> [Exercise prompt]: In the entries below, identify every line with the string "JSON" and copy it.

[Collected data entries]
──────
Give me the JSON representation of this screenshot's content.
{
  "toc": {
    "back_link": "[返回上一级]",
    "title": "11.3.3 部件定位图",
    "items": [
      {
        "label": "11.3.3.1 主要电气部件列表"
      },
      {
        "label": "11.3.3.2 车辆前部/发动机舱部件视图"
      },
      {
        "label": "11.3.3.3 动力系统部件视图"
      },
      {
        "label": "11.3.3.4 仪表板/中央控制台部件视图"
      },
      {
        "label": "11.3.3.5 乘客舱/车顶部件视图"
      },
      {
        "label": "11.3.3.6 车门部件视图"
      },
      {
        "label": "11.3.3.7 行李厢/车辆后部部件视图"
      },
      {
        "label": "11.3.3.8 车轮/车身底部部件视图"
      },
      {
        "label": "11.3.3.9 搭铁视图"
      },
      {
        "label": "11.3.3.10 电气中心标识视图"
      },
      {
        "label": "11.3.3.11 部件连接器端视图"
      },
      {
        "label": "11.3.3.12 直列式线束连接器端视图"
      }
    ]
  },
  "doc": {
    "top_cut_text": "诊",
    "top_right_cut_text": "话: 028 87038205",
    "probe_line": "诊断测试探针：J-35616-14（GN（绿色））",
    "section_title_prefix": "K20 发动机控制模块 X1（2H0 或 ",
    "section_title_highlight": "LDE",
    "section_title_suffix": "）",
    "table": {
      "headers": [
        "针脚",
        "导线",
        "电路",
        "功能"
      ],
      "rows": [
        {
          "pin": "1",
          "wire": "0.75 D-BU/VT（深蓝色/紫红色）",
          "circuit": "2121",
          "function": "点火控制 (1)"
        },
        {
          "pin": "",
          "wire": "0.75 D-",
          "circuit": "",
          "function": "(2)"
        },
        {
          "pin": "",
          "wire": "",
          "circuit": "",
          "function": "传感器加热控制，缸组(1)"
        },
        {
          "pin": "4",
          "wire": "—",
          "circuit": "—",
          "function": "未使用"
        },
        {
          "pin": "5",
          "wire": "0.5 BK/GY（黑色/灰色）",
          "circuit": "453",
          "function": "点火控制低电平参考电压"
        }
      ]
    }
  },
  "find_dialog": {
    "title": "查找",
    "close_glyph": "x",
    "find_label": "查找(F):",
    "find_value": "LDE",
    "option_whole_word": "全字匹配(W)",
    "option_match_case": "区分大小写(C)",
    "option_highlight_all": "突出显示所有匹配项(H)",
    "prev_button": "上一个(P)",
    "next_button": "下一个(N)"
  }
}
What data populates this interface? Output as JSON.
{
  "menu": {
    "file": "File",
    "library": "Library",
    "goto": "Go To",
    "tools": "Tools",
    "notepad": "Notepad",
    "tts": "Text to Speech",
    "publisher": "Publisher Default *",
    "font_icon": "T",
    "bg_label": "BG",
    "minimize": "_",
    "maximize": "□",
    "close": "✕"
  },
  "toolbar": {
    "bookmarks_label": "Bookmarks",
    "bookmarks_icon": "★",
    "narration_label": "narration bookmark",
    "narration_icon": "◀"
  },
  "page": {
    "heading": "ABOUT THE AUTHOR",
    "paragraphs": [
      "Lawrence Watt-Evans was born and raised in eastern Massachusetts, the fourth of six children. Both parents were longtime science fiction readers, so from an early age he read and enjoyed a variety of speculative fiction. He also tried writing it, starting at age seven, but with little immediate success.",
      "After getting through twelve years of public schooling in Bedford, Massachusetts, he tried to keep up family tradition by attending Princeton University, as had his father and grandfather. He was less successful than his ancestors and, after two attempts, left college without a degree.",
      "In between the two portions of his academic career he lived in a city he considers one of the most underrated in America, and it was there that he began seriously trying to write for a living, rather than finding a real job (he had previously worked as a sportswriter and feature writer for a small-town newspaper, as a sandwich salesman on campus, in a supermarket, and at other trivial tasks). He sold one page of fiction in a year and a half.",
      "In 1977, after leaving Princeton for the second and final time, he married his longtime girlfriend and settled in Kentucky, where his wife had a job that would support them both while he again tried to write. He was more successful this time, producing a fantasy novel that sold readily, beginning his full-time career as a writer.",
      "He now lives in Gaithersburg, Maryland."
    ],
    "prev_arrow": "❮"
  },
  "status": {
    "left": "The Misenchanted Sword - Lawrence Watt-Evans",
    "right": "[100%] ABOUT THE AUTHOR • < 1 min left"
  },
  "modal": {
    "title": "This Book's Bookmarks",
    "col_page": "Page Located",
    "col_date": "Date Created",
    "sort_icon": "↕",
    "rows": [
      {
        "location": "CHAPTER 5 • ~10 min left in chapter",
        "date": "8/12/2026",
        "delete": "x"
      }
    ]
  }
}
──────
> [Response below]:
Give me the JSON representation of this screenshot's content.
What data populates this interface? Output as JSON.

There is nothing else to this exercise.